▶ _Request_: Count every line that has the word "title". Give the number, without anything more.

-- BEGIN Record excerpts --

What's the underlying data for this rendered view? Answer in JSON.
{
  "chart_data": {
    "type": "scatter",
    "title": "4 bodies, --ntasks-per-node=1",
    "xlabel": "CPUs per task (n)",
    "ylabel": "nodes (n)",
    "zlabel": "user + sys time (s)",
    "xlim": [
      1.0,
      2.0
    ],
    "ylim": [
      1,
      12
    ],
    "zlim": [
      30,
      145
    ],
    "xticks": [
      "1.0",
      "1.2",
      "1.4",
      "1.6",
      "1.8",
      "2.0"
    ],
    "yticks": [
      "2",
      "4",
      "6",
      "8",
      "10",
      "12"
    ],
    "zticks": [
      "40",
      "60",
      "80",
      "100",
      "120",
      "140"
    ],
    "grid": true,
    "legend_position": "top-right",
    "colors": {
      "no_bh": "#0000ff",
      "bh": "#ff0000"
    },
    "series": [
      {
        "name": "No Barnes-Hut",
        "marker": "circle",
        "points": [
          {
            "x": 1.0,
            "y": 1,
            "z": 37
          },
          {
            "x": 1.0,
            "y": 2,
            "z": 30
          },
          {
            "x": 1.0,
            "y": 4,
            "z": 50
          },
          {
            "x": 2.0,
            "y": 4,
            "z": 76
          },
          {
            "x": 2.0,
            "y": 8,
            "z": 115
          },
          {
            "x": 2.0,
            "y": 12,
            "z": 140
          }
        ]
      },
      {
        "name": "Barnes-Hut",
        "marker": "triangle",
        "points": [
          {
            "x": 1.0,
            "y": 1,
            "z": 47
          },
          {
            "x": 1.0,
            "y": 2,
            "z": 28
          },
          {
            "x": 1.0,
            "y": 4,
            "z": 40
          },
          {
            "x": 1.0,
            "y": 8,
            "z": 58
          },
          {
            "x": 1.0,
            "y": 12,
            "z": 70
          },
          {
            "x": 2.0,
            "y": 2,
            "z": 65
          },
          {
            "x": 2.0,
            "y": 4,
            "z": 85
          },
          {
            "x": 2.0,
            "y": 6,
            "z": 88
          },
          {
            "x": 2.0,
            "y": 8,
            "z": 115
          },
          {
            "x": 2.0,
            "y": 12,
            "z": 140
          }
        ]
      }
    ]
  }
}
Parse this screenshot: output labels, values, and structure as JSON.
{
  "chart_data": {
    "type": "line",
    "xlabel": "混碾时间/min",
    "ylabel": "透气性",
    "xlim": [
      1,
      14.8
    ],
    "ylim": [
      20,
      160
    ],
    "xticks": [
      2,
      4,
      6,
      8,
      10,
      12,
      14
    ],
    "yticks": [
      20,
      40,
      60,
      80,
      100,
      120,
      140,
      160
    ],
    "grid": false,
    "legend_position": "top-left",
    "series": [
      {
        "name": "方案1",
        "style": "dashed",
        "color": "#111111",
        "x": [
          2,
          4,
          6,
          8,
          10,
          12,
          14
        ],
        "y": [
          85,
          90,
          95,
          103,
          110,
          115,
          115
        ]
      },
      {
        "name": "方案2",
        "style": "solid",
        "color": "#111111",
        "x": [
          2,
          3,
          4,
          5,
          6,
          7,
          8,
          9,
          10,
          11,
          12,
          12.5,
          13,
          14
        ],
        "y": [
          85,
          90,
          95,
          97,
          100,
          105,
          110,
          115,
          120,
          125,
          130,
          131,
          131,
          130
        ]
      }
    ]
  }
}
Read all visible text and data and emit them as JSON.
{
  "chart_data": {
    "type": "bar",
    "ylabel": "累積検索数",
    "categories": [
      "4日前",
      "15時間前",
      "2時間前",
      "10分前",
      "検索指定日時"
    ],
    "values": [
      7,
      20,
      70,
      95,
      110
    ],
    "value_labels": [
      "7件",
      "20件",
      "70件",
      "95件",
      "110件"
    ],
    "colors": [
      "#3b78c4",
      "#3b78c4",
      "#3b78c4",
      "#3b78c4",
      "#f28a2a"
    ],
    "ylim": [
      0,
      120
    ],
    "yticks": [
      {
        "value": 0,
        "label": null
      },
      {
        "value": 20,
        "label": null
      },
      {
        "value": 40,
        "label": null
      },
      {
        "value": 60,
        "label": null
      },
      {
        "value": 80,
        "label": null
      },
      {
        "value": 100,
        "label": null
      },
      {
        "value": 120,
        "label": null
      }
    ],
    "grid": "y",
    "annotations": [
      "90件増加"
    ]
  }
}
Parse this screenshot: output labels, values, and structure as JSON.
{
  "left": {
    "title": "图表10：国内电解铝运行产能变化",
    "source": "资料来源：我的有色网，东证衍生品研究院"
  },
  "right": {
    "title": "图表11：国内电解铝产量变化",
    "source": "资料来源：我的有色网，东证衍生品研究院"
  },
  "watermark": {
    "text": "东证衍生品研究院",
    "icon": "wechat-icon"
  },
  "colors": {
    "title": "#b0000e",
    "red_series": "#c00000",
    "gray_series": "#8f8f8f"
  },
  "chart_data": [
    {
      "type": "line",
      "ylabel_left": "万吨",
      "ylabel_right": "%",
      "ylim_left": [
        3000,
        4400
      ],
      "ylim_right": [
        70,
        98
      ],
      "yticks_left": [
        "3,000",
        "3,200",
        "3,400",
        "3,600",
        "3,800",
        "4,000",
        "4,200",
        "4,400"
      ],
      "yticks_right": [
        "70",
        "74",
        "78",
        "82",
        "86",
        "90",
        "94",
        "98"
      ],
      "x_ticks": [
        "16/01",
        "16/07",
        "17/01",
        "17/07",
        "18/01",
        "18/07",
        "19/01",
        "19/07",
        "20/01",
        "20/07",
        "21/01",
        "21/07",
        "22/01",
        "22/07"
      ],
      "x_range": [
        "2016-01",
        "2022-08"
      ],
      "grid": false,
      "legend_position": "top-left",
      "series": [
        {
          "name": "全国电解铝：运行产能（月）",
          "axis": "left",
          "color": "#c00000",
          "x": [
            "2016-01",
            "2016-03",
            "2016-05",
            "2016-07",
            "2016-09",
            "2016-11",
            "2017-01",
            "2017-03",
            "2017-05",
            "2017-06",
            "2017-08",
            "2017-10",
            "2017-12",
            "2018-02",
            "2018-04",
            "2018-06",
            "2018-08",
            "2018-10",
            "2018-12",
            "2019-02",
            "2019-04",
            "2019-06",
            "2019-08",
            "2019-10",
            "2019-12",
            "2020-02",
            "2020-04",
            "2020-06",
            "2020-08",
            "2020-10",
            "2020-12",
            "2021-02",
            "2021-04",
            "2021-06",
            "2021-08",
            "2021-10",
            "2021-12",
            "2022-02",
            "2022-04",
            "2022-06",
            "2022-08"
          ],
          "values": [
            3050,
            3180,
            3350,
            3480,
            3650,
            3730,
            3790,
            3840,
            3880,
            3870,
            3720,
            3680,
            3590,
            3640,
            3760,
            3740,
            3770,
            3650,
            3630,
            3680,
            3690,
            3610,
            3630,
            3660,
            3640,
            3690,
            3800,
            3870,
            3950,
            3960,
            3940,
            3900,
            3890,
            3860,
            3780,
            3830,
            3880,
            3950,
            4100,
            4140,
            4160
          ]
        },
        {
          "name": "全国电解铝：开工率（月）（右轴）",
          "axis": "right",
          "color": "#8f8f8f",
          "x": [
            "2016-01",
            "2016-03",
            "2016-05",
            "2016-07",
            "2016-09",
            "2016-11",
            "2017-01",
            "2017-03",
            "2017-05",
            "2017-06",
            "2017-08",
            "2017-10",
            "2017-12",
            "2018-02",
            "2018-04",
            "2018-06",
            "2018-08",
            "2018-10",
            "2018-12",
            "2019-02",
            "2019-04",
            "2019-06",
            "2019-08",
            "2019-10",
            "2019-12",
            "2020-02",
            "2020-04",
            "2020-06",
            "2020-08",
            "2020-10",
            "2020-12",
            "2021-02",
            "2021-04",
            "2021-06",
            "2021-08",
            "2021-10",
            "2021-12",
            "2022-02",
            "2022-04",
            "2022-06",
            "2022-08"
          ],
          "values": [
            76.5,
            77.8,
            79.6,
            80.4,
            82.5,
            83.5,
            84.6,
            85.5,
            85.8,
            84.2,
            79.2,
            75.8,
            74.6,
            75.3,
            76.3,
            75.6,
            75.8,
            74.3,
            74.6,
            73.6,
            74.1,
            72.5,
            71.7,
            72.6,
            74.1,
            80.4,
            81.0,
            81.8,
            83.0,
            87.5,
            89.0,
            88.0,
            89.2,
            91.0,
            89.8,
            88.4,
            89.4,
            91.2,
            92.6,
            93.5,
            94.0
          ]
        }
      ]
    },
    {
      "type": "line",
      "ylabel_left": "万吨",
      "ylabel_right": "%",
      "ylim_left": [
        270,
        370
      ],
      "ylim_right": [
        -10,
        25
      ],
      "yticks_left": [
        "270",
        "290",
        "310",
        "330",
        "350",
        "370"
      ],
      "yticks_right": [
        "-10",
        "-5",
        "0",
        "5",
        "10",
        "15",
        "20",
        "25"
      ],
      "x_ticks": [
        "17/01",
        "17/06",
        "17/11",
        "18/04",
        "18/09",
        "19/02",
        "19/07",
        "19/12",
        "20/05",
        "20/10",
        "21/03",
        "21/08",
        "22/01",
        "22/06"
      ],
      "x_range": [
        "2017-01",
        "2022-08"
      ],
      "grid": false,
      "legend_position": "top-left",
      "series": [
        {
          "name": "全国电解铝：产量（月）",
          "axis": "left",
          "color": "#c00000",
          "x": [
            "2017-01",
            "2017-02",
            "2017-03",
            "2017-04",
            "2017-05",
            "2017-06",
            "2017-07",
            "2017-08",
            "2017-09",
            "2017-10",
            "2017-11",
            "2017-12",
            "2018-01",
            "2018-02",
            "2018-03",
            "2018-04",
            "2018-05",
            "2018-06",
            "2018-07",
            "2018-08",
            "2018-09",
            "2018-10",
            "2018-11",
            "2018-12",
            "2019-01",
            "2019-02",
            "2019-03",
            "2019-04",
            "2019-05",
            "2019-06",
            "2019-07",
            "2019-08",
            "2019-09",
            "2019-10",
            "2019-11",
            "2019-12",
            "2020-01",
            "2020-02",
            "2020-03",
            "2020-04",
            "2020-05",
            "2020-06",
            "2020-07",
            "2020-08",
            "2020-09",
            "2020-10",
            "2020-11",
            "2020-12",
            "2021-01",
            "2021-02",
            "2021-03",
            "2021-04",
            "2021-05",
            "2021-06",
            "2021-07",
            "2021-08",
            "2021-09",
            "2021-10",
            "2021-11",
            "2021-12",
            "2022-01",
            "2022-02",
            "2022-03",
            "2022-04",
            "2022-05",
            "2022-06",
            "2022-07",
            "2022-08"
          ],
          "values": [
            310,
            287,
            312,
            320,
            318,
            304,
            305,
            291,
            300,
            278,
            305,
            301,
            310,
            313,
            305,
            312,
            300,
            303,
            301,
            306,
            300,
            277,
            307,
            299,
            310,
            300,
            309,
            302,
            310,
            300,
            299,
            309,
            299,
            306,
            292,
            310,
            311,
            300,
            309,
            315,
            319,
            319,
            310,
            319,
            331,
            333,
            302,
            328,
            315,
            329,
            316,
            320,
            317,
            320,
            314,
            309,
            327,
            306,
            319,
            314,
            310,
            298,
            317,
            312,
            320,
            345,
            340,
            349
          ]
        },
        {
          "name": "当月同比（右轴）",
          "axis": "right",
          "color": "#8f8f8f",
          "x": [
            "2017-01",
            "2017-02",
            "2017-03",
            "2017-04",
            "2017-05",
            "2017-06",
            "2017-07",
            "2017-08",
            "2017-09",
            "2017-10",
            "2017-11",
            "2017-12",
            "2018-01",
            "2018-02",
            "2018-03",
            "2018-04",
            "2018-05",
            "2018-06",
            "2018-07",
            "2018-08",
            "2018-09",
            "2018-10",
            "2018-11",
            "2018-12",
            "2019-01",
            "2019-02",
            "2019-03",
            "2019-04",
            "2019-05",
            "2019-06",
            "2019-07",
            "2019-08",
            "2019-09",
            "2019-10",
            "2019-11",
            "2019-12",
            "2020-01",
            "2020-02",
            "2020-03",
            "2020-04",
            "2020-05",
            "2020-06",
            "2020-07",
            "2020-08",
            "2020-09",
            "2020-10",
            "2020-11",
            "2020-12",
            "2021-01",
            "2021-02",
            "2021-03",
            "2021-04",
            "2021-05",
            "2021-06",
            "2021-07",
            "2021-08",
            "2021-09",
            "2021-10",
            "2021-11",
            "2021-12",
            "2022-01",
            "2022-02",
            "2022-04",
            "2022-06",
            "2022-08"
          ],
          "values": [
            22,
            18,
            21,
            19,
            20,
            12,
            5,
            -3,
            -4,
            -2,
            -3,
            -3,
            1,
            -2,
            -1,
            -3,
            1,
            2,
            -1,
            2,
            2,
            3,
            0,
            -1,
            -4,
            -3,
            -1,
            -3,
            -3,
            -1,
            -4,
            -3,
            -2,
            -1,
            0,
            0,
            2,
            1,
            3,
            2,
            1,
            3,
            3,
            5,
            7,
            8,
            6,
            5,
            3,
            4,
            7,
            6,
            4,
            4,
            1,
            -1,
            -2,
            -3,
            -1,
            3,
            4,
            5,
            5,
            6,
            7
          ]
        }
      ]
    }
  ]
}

-- END Record excerpts --

▶ _Correct response_: 4